STATED EXERCISE: Reproduce each record exactly.

EXTRACTED MATERIAL:
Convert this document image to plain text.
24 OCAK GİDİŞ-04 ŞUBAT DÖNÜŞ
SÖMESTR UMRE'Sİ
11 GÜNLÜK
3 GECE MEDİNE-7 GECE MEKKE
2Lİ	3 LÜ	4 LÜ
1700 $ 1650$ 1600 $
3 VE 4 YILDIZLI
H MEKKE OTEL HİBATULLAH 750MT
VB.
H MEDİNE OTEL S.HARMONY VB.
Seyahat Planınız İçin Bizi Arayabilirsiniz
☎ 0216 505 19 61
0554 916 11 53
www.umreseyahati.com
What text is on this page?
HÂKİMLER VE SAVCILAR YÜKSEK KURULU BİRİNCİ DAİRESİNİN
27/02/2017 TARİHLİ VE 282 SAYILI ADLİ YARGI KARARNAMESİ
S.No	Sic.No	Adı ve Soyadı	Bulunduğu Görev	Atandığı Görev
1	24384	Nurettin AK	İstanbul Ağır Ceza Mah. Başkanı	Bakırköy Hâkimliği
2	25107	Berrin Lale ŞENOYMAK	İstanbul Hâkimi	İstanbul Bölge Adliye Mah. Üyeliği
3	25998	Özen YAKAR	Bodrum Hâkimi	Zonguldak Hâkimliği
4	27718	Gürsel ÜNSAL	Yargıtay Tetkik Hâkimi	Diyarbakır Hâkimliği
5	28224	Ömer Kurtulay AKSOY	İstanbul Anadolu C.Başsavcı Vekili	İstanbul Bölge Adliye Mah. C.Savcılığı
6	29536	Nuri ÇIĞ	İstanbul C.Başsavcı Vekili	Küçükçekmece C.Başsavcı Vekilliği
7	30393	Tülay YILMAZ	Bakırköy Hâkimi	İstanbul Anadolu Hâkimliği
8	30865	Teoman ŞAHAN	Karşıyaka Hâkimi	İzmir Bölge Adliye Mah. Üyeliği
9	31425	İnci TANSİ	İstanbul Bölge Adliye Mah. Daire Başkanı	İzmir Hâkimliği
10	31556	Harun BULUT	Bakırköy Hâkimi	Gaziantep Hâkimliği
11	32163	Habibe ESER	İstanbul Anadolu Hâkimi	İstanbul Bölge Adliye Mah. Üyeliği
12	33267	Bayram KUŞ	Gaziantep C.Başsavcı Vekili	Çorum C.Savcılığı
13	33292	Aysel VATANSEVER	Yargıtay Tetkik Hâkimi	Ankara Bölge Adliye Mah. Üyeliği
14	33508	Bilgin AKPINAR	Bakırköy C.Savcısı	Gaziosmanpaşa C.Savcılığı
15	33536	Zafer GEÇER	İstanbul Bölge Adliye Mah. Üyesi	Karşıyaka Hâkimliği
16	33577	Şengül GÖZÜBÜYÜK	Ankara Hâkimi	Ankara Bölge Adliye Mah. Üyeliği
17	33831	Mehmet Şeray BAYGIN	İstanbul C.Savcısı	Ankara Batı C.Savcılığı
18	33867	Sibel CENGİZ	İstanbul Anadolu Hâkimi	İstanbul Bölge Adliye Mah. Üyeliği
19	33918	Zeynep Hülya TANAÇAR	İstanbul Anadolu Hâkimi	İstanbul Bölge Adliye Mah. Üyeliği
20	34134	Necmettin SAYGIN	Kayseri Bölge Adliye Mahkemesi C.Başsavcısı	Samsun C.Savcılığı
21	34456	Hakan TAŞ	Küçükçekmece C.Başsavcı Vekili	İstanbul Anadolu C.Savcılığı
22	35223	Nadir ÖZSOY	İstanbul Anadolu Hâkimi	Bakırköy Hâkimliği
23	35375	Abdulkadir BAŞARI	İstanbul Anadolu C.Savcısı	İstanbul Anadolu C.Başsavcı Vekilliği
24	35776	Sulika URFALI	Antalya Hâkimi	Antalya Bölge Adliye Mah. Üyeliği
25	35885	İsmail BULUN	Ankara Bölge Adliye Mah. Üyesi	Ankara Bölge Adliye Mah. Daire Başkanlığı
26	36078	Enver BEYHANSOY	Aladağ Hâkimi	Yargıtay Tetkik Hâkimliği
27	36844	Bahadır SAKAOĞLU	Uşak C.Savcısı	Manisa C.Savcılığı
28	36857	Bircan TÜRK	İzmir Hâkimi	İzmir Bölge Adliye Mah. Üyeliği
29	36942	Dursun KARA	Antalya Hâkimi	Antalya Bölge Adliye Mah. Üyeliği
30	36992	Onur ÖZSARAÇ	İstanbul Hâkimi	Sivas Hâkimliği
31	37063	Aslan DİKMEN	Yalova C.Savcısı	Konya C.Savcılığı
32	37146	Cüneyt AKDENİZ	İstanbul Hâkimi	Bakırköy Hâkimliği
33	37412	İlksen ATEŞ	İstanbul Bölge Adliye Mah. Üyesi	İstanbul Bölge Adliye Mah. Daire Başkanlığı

RESULT:
Convert this document image to plain text.
24 OCAK GİDİŞ-04 ŞUBAT DÖNÜŞ
SÖMESTR UMRE'Sİ
11 GÜNLÜK
3 GECE MEDİNE-7 GECE MEKKE
2Lİ	3 LÜ	4 LÜ
1700 $ 1650$ 1600 $
3 VE 4 YILDIZLI
H MEKKE OTEL HİBATULLAH 750MT
VB.
H MEDİNE OTEL S.HARMONY VB.
Seyahat Planınız İçin Bizi Arayabilirsiniz
☎ 0216 505 19 61
0554 916 11 53
www.umreseyahati.com
What text is on this page?
HÂKİMLER VE SAVCILAR YÜKSEK KURULU BİRİNCİ DAİRESİNİN
27/02/2017 TARİHLİ VE 282 SAYILI ADLİ YARGI KARARNAMESİ
S.No	Sic.No	Adı ve Soyadı	Bulunduğu Görev	Atandığı Görev
1	24384	Nurettin AK	İstanbul Ağır Ceza Mah. Başkanı	Bakırköy Hâkimliği
2	25107	Berrin Lale ŞENOYMAK	İstanbul Hâkimi	İstanbul Bölge Adliye Mah. Üyeliği
3	25998	Özen YAKAR	Bodrum Hâkimi	Zonguldak Hâkimliği
4	27718	Gürsel ÜNSAL	Yargıtay Tetkik Hâkimi	Diyarbakır Hâkimliği
5	28224	Ömer Kurtulay AKSOY	İstanbul Anadolu C.Başsavcı Vekili	İstanbul Bölge Adliye Mah. C.Savcılığı
6	29536	Nuri ÇIĞ	İstanbul C.Başsavcı Vekili	Küçükçekmece C.Başsavcı Vekilliği
7	30393	Tülay YILMAZ	Bakırköy Hâkimi	İstanbul Anadolu Hâkimliği
8	30865	Teoman ŞAHAN	Karşıyaka Hâkimi	İzmir Bölge Adliye Mah. Üyeliği
9	31425	İnci TANSİ	İstanbul Bölge Adliye Mah. Daire Başkanı	İzmir Hâkimliği
10	31556	Harun BULUT	Bakırköy Hâkimi	Gaziantep Hâkimliği
11	32163	Habibe ESER	İstanbul Anadolu Hâkimi	İstanbul Bölge Adliye Mah. Üyeliği
12	33267	Bayram KUŞ	Gaziantep C.Başsavcı Vekili	Çorum C.Savcılığı
13	33292	Aysel VATANSEVER	Yargıtay Tetkik Hâkimi	Ankara Bölge Adliye Mah. Üyeliği
14	33508	Bilgin AKPINAR	Bakırköy C.Savcısı	Gaziosmanpaşa C.Savcılığı
15	33536	Zafer GEÇER	İstanbul Bölge Adliye Mah. Üyesi	Karşıyaka Hâkimliği
16	33577	Şengül GÖZÜBÜYÜK	Ankara Hâkimi	Ankara Bölge Adliye Mah. Üyeliği
17	33831	Mehmet Şeray BAYGIN	İstanbul C.Savcısı	Ankara Batı C.Savcılığı
18	33867	Sibel CENGİZ	İstanbul Anadolu Hâkimi	İstanbul Bölge Adliye Mah. Üyeliği
19	33918	Zeynep Hülya TANAÇAR	İstanbul Anadolu Hâkimi	İstanbul Bölge Adliye Mah. Üyeliği
20	34134	Necmettin SAYGIN	Kayseri Bölge Adliye Mahkemesi C.Başsavcısı	Samsun C.Savcılığı
21	34456	Hakan TAŞ	Küçükçekmece C.Başsavcı Vekili	İstanbul Anadolu C.Savcılığı
22	35223	Nadir ÖZSOY	İstanbul Anadolu Hâkimi	Bakırköy Hâkimliği
23	35375	Abdulkadir BAŞARI	İstanbul Anadolu C.Savcısı	İstanbul Anadolu C.Başsavcı Vekilliği
24	35776	Sulika URFALI	Antalya Hâkimi	Antalya Bölge Adliye Mah. Üyeliği
25	35885	İsmail BULUN	Ankara Bölge Adliye Mah. Üyesi	Ankara Bölge Adliye Mah. Daire Başkanlığı
26	36078	Enver BEYHANSOY	Aladağ Hâkimi	Yargıtay Tetkik Hâkimliği
27	36844	Bahadır SAKAOĞLU	Uşak C.Savcısı	Manisa C.Savcılığı
28	36857	Bircan TÜRK	İzmir Hâkimi	İzmir Bölge Adliye Mah. Üyeliği
29	36942	Dursun KARA	Antalya Hâkimi	Antalya Bölge Adliye Mah. Üyeliği
30	36992	Onur ÖZSARAÇ	İstanbul Hâkimi	Sivas Hâkimliği
31	37063	Aslan DİKMEN	Yalova C.Savcısı	Konya C.Savcılığı
32	37146	Cüneyt AKDENİZ	İstanbul Hâkimi	Bakırköy Hâkimliği
33	37412	İlksen ATEŞ	İstanbul Bölge Adliye Mah. Üyesi	İstanbul Bölge Adliye Mah. Daire Başkanlığı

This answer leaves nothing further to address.